● **筆記課題**:
コンゴでのPKO部隊の交戦を伝える記事のうち、「事件は複数の武装組織が対立す」から「与した疑いで逮捕されている。」までを、両端の語句も含めて一字も変えずに書き写すこと。

● **提示された抜粋**:
^^^^^^^^^^^^^^^^
事件は複数の武装組織が対立する北東部イトゥリ地方で、1日朝に起きた。国連当局が安保理に説明したところによると、ネパール、パキスタンなどのPKO部隊約240人が民兵の武装解除のため装甲車で移動中、突然攻撃を受けた。このため攻撃用ヘリ3機も動員して反撃し、少なくとも民兵50人以上を殺害した。PKO部隊側は数人がけがをした。
2日の国連本部定例記者会見では「このPKOに付与された権限が変わったのか」といった質問が相次いだ。報道官は「権限に変わりはない。地域を平静に戻すための断固とした取り組みの一環である」。コンゴのPKOは武力行使も認めた国連憲章7章に基づく安保理決議で設立されている。
安保理ではこの事件の協議のほかに、2月25日にコンゴPKO部隊のバングラデシュ兵9人が民兵に殺害された事件で議長声明を採択し、民兵組織を非難するとともにコンゴ暫定政権への支持を表明した。
国連PKOの武力行使を巡っては、ソマリアで93年にパキスタン兵24人が殺害されたり、ルワンダで94年に80万〜100万人の大虐殺を看過したりした事例への反省から、基準を緩和する方向に動いている。こうした変化を受けて今回、国連当局、安保理とも「問題なし」という判断を示したが、PKO部隊が今後、こうした大規模な交戦に巻き込まれる可能性が強まることになり、PKOの役割論議再燃につながりそうだ。
★コンゴで国連部隊と武装組織が交戦、50―60人死亡
[キンシャサ 2日 ロイター] アフリカ中部コンゴ民主共和国(旧ザイール)北東部イツリで1日、国連平和維持部隊として展開中のパキスタン軍部隊と現地武装組織「愛国統一戦線」(FNI)が交戦し、少なくともFNI側の50―60人が死亡した。
国連関係筋が2日明らかにしたところによると、ヘリコプターからの攻撃も行われたことから、死者の数は増える可能性があるという。
現場はイツリ地域の町ブニアから30キロの地点。
FNI指導者は、先週起きた国連平和維持部隊のバングラデシュ兵殺害事件に関与した疑いで逮捕されている。
^^^^^^^^^^^^^^^^
● **所与のデータ**:
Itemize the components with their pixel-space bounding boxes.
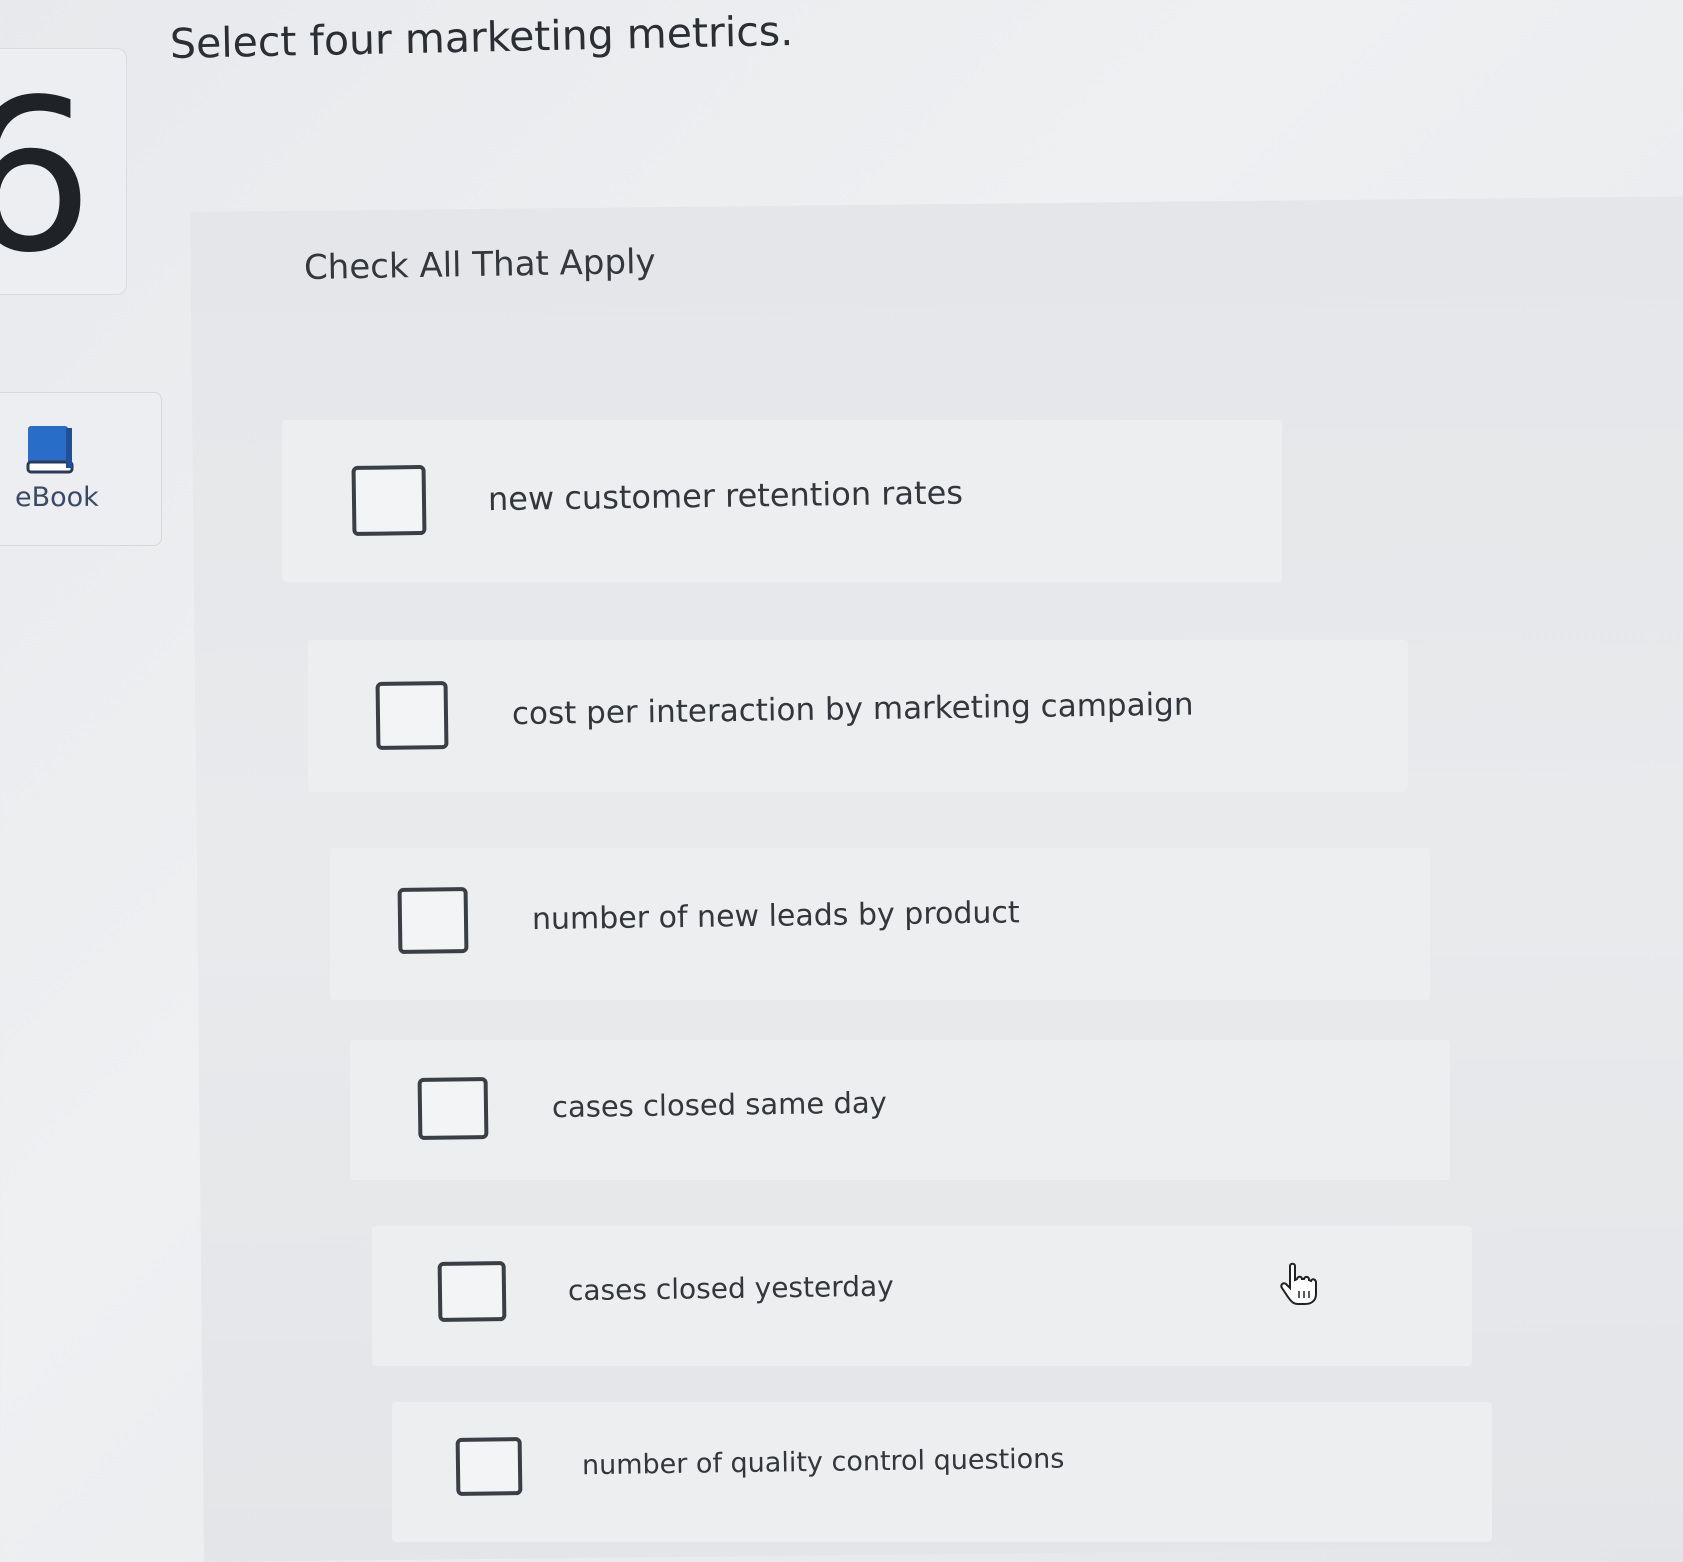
^^^^^^^^^^^^^^^^
● **本問の解答**:
事件は複数の武装組織が対立する北東部イトゥリ地方で、1日朝に起きた。国連当局が安保理に説明したところによると、ネパール、パキスタンなどのPKO部隊約240人が民兵の武装解除のため装甲車で移動中、突然攻撃を受けた。このため攻撃用ヘリ3機も動員して反撃し、少なくとも民兵50人以上を殺害した。PKO部隊側は数人がけがをした。
2日の国連本部定例記者会見では「このPKOに付与された権限が変わったのか」といった質問が相次いだ。報道官は「権限に変わりはない。地域を平静に戻すための断固とした取り組みの一環である」。コンゴのPKOは武力行使も認めた国連憲章7章に基づく安保理決議で設立されている。
安保理ではこの事件の協議のほかに、2月25日にコンゴPKO部隊のバングラデシュ兵9人が民兵に殺害された事件で議長声明を採択し、民兵組織を非難するとともにコンゴ暫定政権への支持を表明した。
国連PKOの武力行使を巡っては、ソマリアで93年にパキスタン兵24人が殺害されたり、ルワンダで94年に80万〜100万人の大虐殺を看過したりした事例への反省から、基準を緩和する方向に動いている。こうした変化を受けて今回、国連当局、安保理とも「問題なし」という判断を示したが、PKO部隊が今後、こうした大規模な交戦に巻き込まれる可能性が強まることになり、PKOの役割論議再燃につながりそうだ。
★コンゴで国連部隊と武装組織が交戦、50―60人死亡
[キンシャサ 2日 ロイター] アフリカ中部コンゴ民主共和国(旧ザイール)北東部イツリで1日、国連平和維持部隊として展開中のパキスタン軍部隊と現地武装組織「愛国統一戦線」(FNI)が交戦し、少なくともFNI側の50―60人が死亡した。
国連関係筋が2日明らかにしたところによると、ヘリコプターからの攻撃も行われたことから、死者の数は増える可能性があるという。
現場はイツリ地域の町ブニアから30キロの地点。
FNI指導者は、先週起きた国連平和維持部隊のバングラデシュ兵殺害事件に関与した疑いで逮捕されている。